= TASK TO COMPLETE =
Sort through the data and copy the lines holding the word "Week".

= EXTRACTED RECORDS =
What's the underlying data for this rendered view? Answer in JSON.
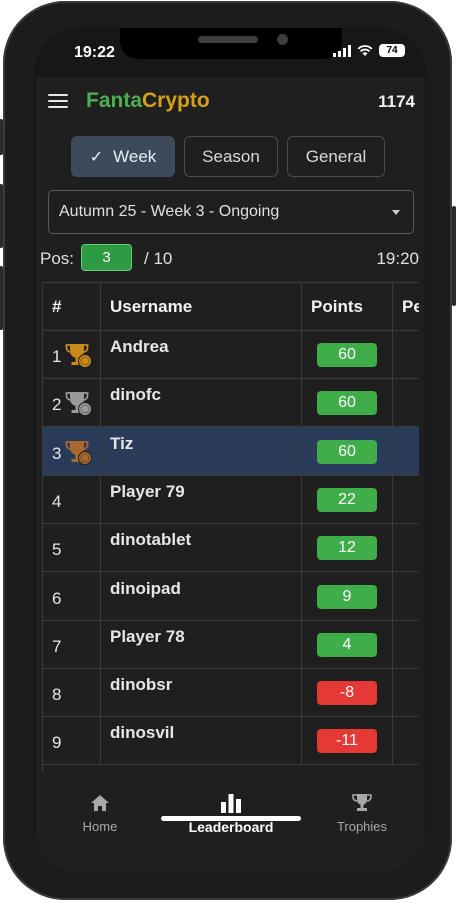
{
  "status_bar": {
    "time": "19:22",
    "battery": "74"
  },
  "app": {
    "brand_part1": "Fanta",
    "brand_part2": "Crypto",
    "balance": "1174"
  },
  "tabs": [
    {
      "label": "Week",
      "active": true
    },
    {
      "label": "Season",
      "active": false
    },
    {
      "label": "General",
      "active": false
    }
  ],
  "period_select": {
    "value": "Autumn 25 - Week 3 - Ongoing"
  },
  "position": {
    "label": "Pos:",
    "value": "3",
    "total": "/ 10",
    "time": "19:20"
  },
  "table": {
    "headers": [
      "#",
      "Username",
      "Points",
      "Pe"
    ],
    "rows": [
      {
        "rank": "1",
        "trophy": "gold",
        "username": "Andrea",
        "points": "60",
        "positive": true
      },
      {
        "rank": "2",
        "trophy": "silver",
        "username": "dinofc",
        "points": "60",
        "positive": true
      },
      {
        "rank": "3",
        "trophy": "bronze",
        "username": "Tiz",
        "points": "60",
        "positive": true,
        "highlight": true
      },
      {
        "rank": "4",
        "trophy": "",
        "username": "Player 79",
        "points": "22",
        "positive": true
      },
      {
        "rank": "5",
        "trophy": "",
        "username": "dinotablet",
        "points": "12",
        "positive": true
      },
      {
        "rank": "6",
        "trophy": "",
        "username": "dinoipad",
        "points": "9",
        "positive": true
      },
      {
        "rank": "7",
        "trophy": "",
        "username": "Player 78",
        "points": "4",
        "positive": true
      },
      {
        "rank": "8",
        "trophy": "",
        "username": "dinobsr",
        "points": "-8",
        "positive": false
      },
      {
        "rank": "9",
        "trophy": "",
        "username": "dinosvil",
        "points": "-11",
        "positive": false
      }
    ]
  },
  "bottom_nav": [
    {
      "label": "Home",
      "icon": "home-icon",
      "active": false
    },
    {
      "label": "Leaderboard",
      "icon": "leaderboard-icon",
      "active": true
    },
    {
      "label": "Trophies",
      "icon": "trophy-icon",
      "active": false
    }
  ],
  "colors": {
    "positive": "#3fae4a",
    "negative": "#e53935",
    "highlight": "#2a3b59",
    "gold": "#c98a1b",
    "silver": "#9a9a9a",
    "bronze": "#a8692e"
  }
}
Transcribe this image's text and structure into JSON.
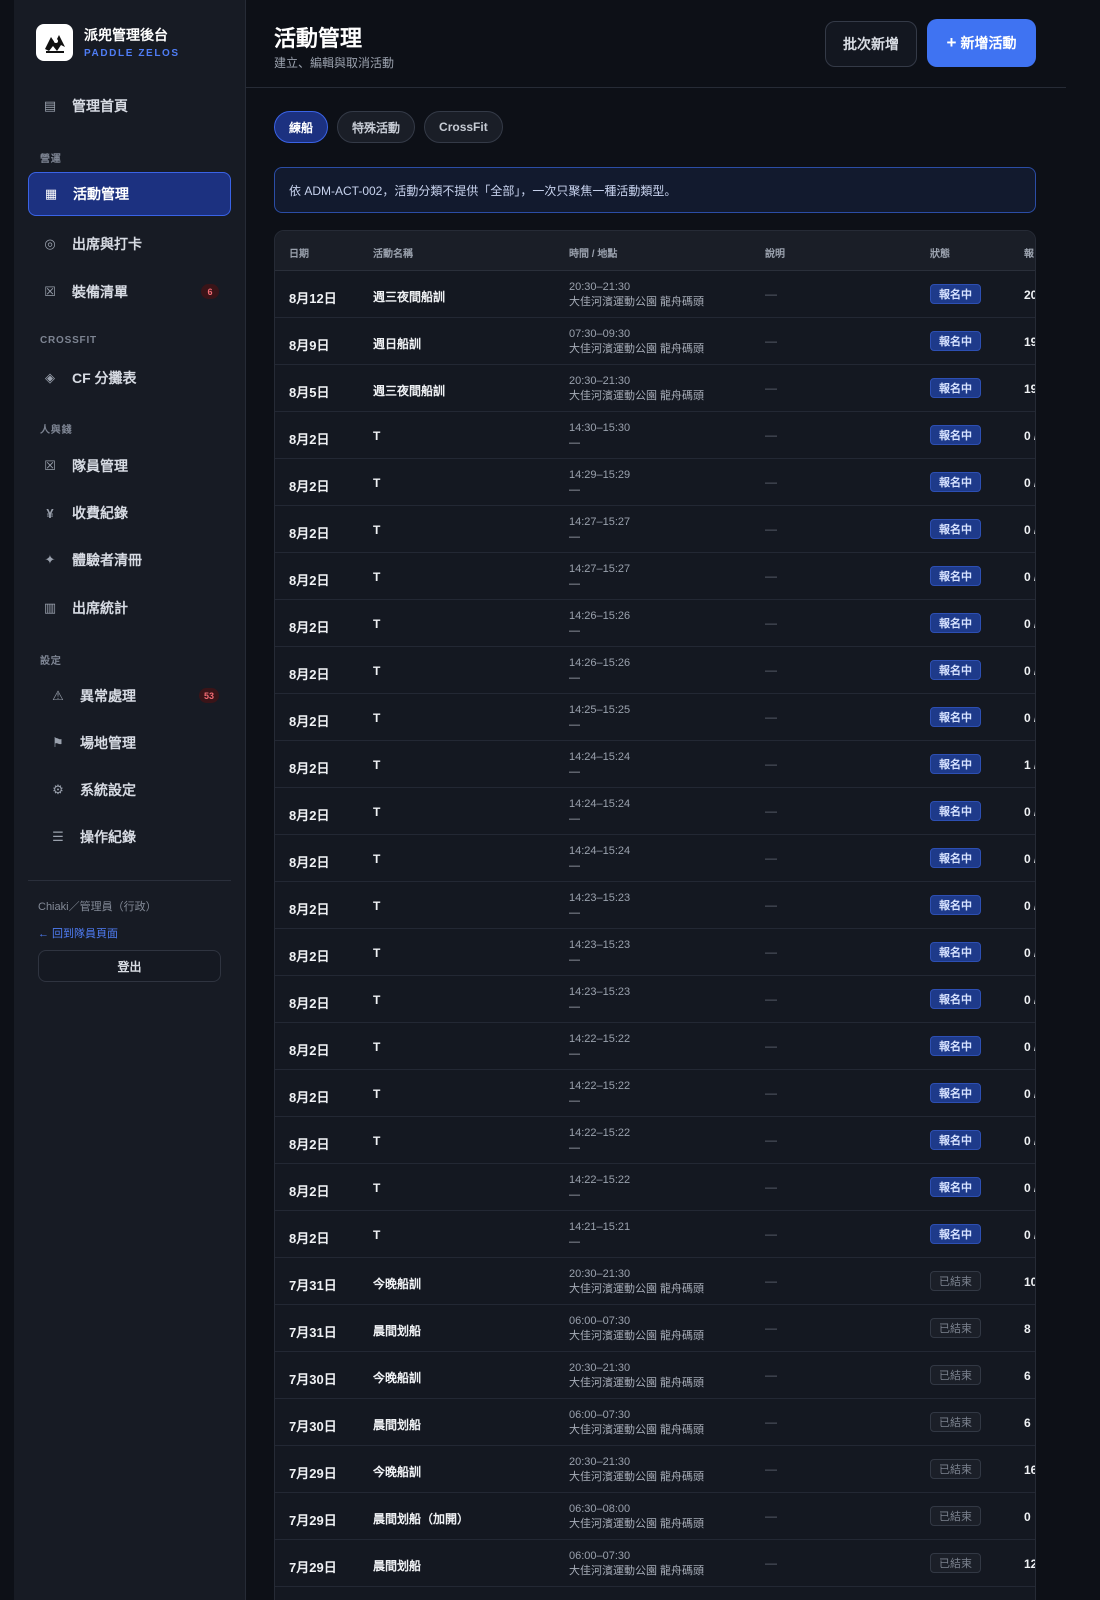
{
  "sidebar": {
    "brand_title": "派兜管理後台",
    "brand_subtitle": "PADDLE ZELOS",
    "home": {
      "label": "管理首頁",
      "icon": "list-icon"
    },
    "section_ops": "營運",
    "activities": {
      "label": "活動管理",
      "icon": "grid-icon"
    },
    "attendance": {
      "label": "出席與打卡",
      "icon": "target-icon"
    },
    "equipment": {
      "label": "裝備清單",
      "icon": "box-icon",
      "badge": "6"
    },
    "section_crossfit": "CROSSFIT",
    "cf_groups": {
      "label": "CF 分攤表",
      "icon": "diamond-icon"
    },
    "section_people": "人與錢",
    "members": {
      "label": "隊員管理",
      "icon": "box-icon"
    },
    "payments": {
      "label": "收費紀錄",
      "icon": "yen-icon"
    },
    "trial": {
      "label": "體驗者清冊",
      "icon": "sparkle-icon"
    },
    "stats": {
      "label": "出席統計",
      "icon": "columns-icon"
    },
    "section_settings": "設定",
    "anomalies": {
      "label": "異常處理",
      "icon": "warning-icon",
      "badge": "53"
    },
    "venues": {
      "label": "場地管理",
      "icon": "flag-icon"
    },
    "system": {
      "label": "系統設定",
      "icon": "gear-icon"
    },
    "logs": {
      "label": "操作紀錄",
      "icon": "menu-icon"
    },
    "user": "Chiaki／管理員（行政）",
    "back_link": "← 回到隊員頁面",
    "logout": "登出"
  },
  "header": {
    "title": "活動管理",
    "subtitle": "建立、編輯與取消活動",
    "batch_button": "批次新增",
    "new_button": "新增活動",
    "new_icon": "+"
  },
  "tabs": [
    "練船",
    "特殊活動",
    "CrossFit"
  ],
  "active_tab": "練船",
  "notice": "依 ADM-ACT-002，活動分類不提供「全部」，一次只聚焦一種活動類型。",
  "table": {
    "columns": [
      "日期",
      "活動名稱",
      "時間 / 地點",
      "說明",
      "狀態",
      "報"
    ],
    "rows": [
      {
        "date": "8月12日",
        "name": "週三夜間船訓",
        "time": "20:30–21:30",
        "location": "大佳河濱運動公園 龍舟碼頭",
        "desc": "—",
        "status": "報名中",
        "count": "20"
      },
      {
        "date": "8月9日",
        "name": "週日船訓",
        "time": "07:30–09:30",
        "location": "大佳河濱運動公園 龍舟碼頭",
        "desc": "—",
        "status": "報名中",
        "count": "19"
      },
      {
        "date": "8月5日",
        "name": "週三夜間船訓",
        "time": "20:30–21:30",
        "location": "大佳河濱運動公園 龍舟碼頭",
        "desc": "—",
        "status": "報名中",
        "count": "19"
      },
      {
        "date": "8月2日",
        "name": "T",
        "time": "14:30–15:30",
        "location": "—",
        "desc": "—",
        "status": "報名中",
        "count": "0 /"
      },
      {
        "date": "8月2日",
        "name": "T",
        "time": "14:29–15:29",
        "location": "—",
        "desc": "—",
        "status": "報名中",
        "count": "0 /"
      },
      {
        "date": "8月2日",
        "name": "T",
        "time": "14:27–15:27",
        "location": "—",
        "desc": "—",
        "status": "報名中",
        "count": "0 /"
      },
      {
        "date": "8月2日",
        "name": "T",
        "time": "14:27–15:27",
        "location": "—",
        "desc": "—",
        "status": "報名中",
        "count": "0 /"
      },
      {
        "date": "8月2日",
        "name": "T",
        "time": "14:26–15:26",
        "location": "—",
        "desc": "—",
        "status": "報名中",
        "count": "0 /"
      },
      {
        "date": "8月2日",
        "name": "T",
        "time": "14:26–15:26",
        "location": "—",
        "desc": "—",
        "status": "報名中",
        "count": "0 /"
      },
      {
        "date": "8月2日",
        "name": "T",
        "time": "14:25–15:25",
        "location": "—",
        "desc": "—",
        "status": "報名中",
        "count": "0 /"
      },
      {
        "date": "8月2日",
        "name": "T",
        "time": "14:24–15:24",
        "location": "—",
        "desc": "—",
        "status": "報名中",
        "count": "1 /"
      },
      {
        "date": "8月2日",
        "name": "T",
        "time": "14:24–15:24",
        "location": "—",
        "desc": "—",
        "status": "報名中",
        "count": "0 /"
      },
      {
        "date": "8月2日",
        "name": "T",
        "time": "14:24–15:24",
        "location": "—",
        "desc": "—",
        "status": "報名中",
        "count": "0 /"
      },
      {
        "date": "8月2日",
        "name": "T",
        "time": "14:23–15:23",
        "location": "—",
        "desc": "—",
        "status": "報名中",
        "count": "0 /"
      },
      {
        "date": "8月2日",
        "name": "T",
        "time": "14:23–15:23",
        "location": "—",
        "desc": "—",
        "status": "報名中",
        "count": "0 /"
      },
      {
        "date": "8月2日",
        "name": "T",
        "time": "14:23–15:23",
        "location": "—",
        "desc": "—",
        "status": "報名中",
        "count": "0 /"
      },
      {
        "date": "8月2日",
        "name": "T",
        "time": "14:22–15:22",
        "location": "—",
        "desc": "—",
        "status": "報名中",
        "count": "0 /"
      },
      {
        "date": "8月2日",
        "name": "T",
        "time": "14:22–15:22",
        "location": "—",
        "desc": "—",
        "status": "報名中",
        "count": "0 /"
      },
      {
        "date": "8月2日",
        "name": "T",
        "time": "14:22–15:22",
        "location": "—",
        "desc": "—",
        "status": "報名中",
        "count": "0 /"
      },
      {
        "date": "8月2日",
        "name": "T",
        "time": "14:22–15:22",
        "location": "—",
        "desc": "—",
        "status": "報名中",
        "count": "0 /"
      },
      {
        "date": "8月2日",
        "name": "T",
        "time": "14:21–15:21",
        "location": "—",
        "desc": "—",
        "status": "報名中",
        "count": "0 /"
      },
      {
        "date": "7月31日",
        "name": "今晚船訓",
        "time": "20:30–21:30",
        "location": "大佳河濱運動公園 龍舟碼頭",
        "desc": "—",
        "status": "已結束",
        "count": "10"
      },
      {
        "date": "7月31日",
        "name": "晨間划船",
        "time": "06:00–07:30",
        "location": "大佳河濱運動公園 龍舟碼頭",
        "desc": "—",
        "status": "已結束",
        "count": "8"
      },
      {
        "date": "7月30日",
        "name": "今晚船訓",
        "time": "20:30–21:30",
        "location": "大佳河濱運動公園 龍舟碼頭",
        "desc": "—",
        "status": "已結束",
        "count": "6"
      },
      {
        "date": "7月30日",
        "name": "晨間划船",
        "time": "06:00–07:30",
        "location": "大佳河濱運動公園 龍舟碼頭",
        "desc": "—",
        "status": "已結束",
        "count": "6"
      },
      {
        "date": "7月29日",
        "name": "今晚船訓",
        "time": "20:30–21:30",
        "location": "大佳河濱運動公園 龍舟碼頭",
        "desc": "—",
        "status": "已結束",
        "count": "16"
      },
      {
        "date": "7月29日",
        "name": "晨間划船（加開）",
        "time": "06:30–08:00",
        "location": "大佳河濱運動公園 龍舟碼頭",
        "desc": "—",
        "status": "已結束",
        "count": "0"
      },
      {
        "date": "7月29日",
        "name": "晨間划船",
        "time": "06:00–07:30",
        "location": "大佳河濱運動公園 龍舟碼頭",
        "desc": "—",
        "status": "已結束",
        "count": "12"
      }
    ]
  },
  "colors": {
    "background": "#0d1017",
    "sidebar": "#171b24",
    "accent": "#3f73f2",
    "active_nav": "#1c3180",
    "badge_text": "#f26b73",
    "status_open": "#1e3a8a",
    "status_ended": "#1b1f28"
  }
}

= TASK RESPONSE =
      "label": "Week",
    "value": "Autumn 25 - Week 3 - Ongoing"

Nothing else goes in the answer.